## Exercise objective
Identify every line in the material that contains the string "their" and copy each of those lines in full. Case counts.
Start of Dataset rows
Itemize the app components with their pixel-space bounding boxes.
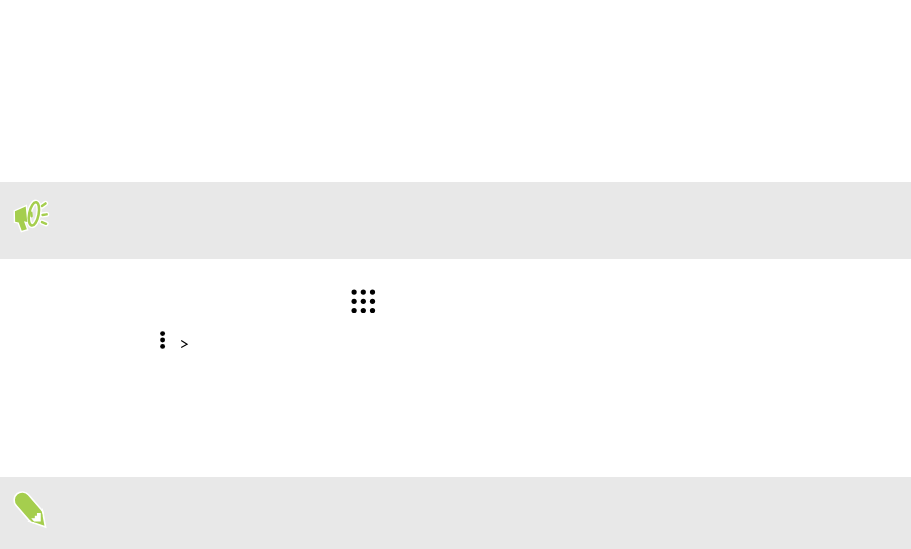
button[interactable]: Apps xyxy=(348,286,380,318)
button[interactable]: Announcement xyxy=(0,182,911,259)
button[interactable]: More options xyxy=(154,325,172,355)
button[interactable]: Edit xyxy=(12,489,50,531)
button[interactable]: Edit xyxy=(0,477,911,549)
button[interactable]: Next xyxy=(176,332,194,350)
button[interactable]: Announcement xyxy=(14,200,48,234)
End of Dataset rows
Start of Dataset rows
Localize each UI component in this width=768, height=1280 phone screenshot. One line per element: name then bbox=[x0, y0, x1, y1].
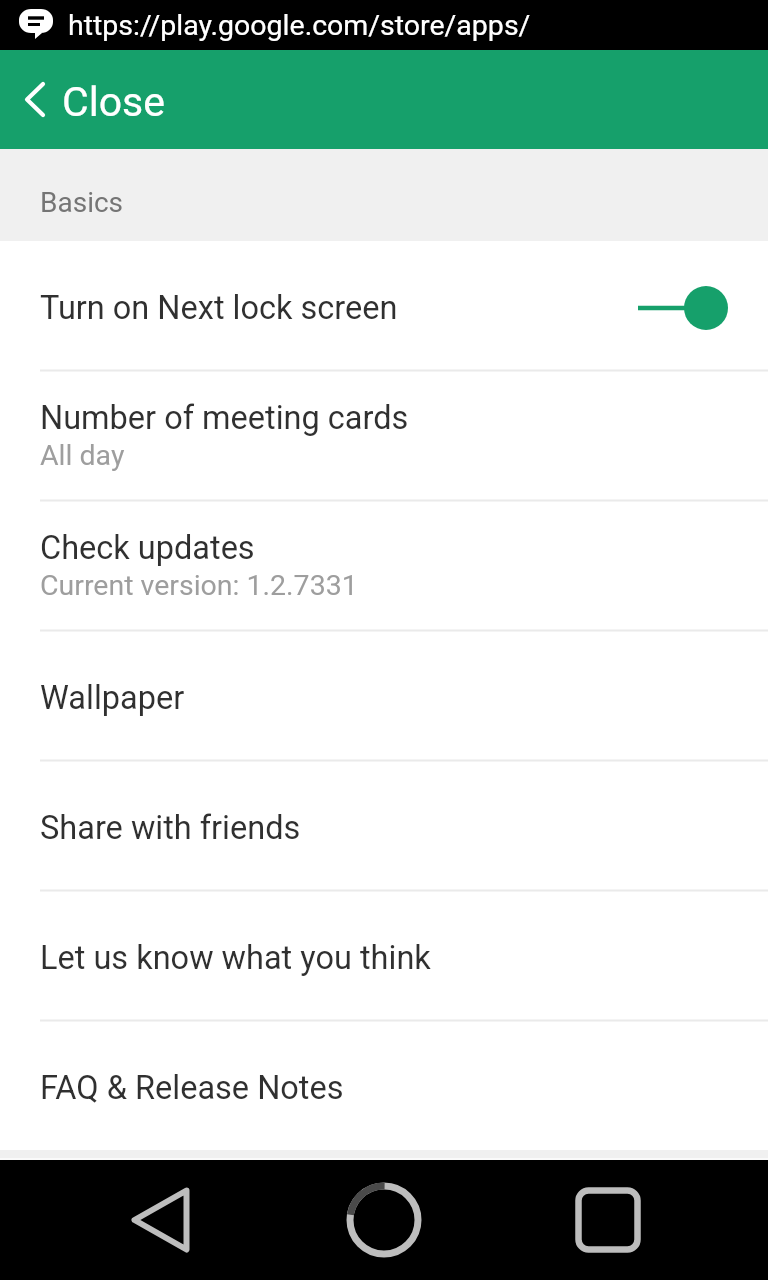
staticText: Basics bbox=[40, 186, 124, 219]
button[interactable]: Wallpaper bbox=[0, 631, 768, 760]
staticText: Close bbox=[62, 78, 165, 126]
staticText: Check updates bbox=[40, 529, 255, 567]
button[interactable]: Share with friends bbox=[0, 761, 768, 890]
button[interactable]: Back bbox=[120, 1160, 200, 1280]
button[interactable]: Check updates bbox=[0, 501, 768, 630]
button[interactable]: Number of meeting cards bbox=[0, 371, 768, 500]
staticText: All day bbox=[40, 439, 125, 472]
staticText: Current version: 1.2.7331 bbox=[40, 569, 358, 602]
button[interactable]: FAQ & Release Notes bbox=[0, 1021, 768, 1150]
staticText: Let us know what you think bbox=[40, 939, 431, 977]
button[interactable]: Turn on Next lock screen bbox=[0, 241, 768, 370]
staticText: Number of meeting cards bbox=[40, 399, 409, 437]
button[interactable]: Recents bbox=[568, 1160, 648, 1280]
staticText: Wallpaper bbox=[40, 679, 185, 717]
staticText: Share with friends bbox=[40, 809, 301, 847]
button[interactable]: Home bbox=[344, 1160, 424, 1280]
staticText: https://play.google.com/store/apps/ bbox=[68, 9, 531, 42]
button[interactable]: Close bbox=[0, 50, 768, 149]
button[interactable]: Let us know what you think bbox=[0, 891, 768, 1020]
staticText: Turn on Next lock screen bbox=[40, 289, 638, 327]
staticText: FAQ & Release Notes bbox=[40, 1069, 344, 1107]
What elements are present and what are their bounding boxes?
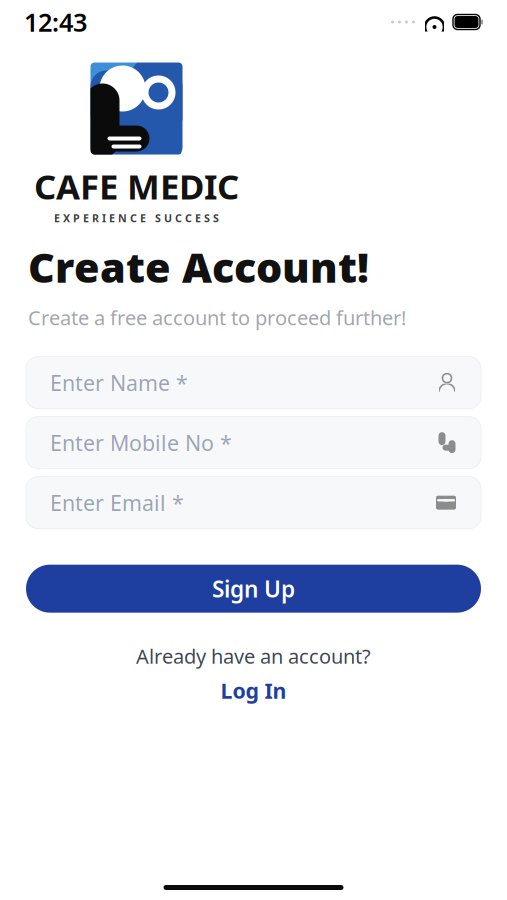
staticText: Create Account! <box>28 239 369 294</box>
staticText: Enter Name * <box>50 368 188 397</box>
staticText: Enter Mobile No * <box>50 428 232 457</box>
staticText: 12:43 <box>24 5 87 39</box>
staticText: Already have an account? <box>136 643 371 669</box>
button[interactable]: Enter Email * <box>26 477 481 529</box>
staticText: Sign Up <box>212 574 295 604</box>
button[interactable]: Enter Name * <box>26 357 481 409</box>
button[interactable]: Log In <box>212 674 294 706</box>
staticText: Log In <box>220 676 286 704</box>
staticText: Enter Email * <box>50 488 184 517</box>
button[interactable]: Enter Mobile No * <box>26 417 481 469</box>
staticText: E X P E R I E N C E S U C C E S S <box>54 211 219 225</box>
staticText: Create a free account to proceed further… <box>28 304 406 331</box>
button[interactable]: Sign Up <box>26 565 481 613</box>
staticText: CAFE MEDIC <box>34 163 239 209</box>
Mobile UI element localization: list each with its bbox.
End of Dataset rows
Start of Dataset rows
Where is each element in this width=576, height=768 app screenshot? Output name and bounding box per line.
End of Dataset rows
## Correct answer
Itemize the app components with their pixel-space bounding boxes.
What elements are present and what are their bounding boxes?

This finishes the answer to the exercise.